Short task » List every line below containing "label".

::: Data to process :::

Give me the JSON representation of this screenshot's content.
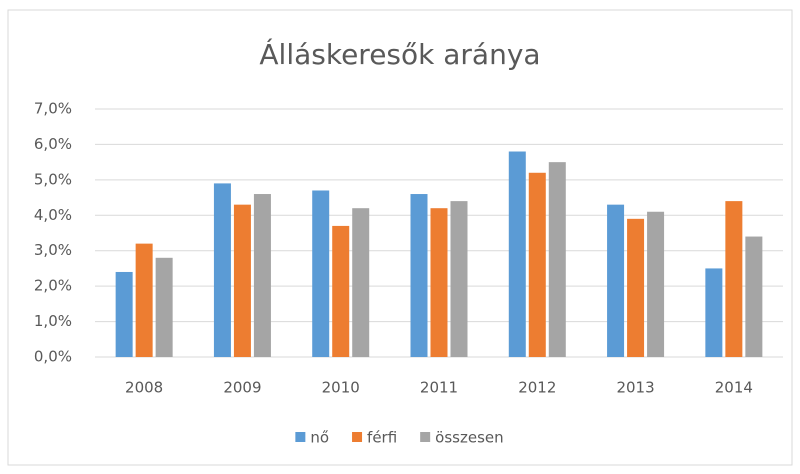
{
  "chart_data": {
    "type": "bar",
    "title": "Álláskeresők aránya",
    "categories": [
      "2008",
      "2009",
      "2010",
      "2011",
      "2012",
      "2013",
      "2014"
    ],
    "series": [
      {
        "name": "nő",
        "color": "#5b9bd5",
        "values": [
          2.4,
          4.9,
          4.7,
          4.6,
          5.8,
          4.3,
          2.5
        ]
      },
      {
        "name": "férfi",
        "color": "#ed7d31",
        "values": [
          3.2,
          4.3,
          3.7,
          4.2,
          5.2,
          3.9,
          4.4
        ]
      },
      {
        "name": "összesen",
        "color": "#a5a5a5",
        "values": [
          2.8,
          4.6,
          4.2,
          4.4,
          5.5,
          4.1,
          3.4
        ]
      }
    ],
    "ylim": [
      0,
      7
    ],
    "yticks": [
      {
        "value": 0,
        "label": "0,0%"
      },
      {
        "value": 1,
        "label": "1,0%"
      },
      {
        "value": 2,
        "label": "2,0%"
      },
      {
        "value": 3,
        "label": "3,0%"
      },
      {
        "value": 4,
        "label": "4,0%"
      },
      {
        "value": 5,
        "label": "5,0%"
      },
      {
        "value": 6,
        "label": "6,0%"
      },
      {
        "value": 7,
        "label": "7,0%"
      }
    ],
    "grid": true,
    "legend": "bottom"
  }
}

:::

Exercise response »
        "label": "0,0%"
        "label": "1,0%"
        "label": "2,0%"
        "label": "3,0%"
        "label": "4,0%"
        "label": "5,0%"
        "label": "6,0%"
        "label": "7,0%"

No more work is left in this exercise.